Reply with the count of lines holding "logo", nothing more.

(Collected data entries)
▽

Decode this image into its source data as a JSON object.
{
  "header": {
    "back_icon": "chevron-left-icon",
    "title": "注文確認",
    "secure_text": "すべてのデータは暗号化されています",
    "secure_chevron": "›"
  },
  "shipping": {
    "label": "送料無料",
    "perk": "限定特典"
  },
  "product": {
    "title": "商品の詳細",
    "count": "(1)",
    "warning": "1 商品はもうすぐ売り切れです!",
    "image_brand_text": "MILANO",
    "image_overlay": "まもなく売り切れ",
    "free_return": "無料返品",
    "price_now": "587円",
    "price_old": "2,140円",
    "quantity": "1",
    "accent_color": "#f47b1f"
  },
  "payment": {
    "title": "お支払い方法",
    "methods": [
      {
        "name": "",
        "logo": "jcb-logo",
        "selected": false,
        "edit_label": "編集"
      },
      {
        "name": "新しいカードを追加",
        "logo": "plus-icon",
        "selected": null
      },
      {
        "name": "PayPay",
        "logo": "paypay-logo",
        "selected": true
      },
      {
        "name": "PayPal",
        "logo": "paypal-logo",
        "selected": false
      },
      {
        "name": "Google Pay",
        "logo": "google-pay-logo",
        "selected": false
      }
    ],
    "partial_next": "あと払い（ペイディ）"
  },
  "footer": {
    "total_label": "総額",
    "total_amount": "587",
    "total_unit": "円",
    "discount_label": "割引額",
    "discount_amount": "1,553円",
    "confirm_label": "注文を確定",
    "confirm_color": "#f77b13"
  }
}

△

* Finished answer: 5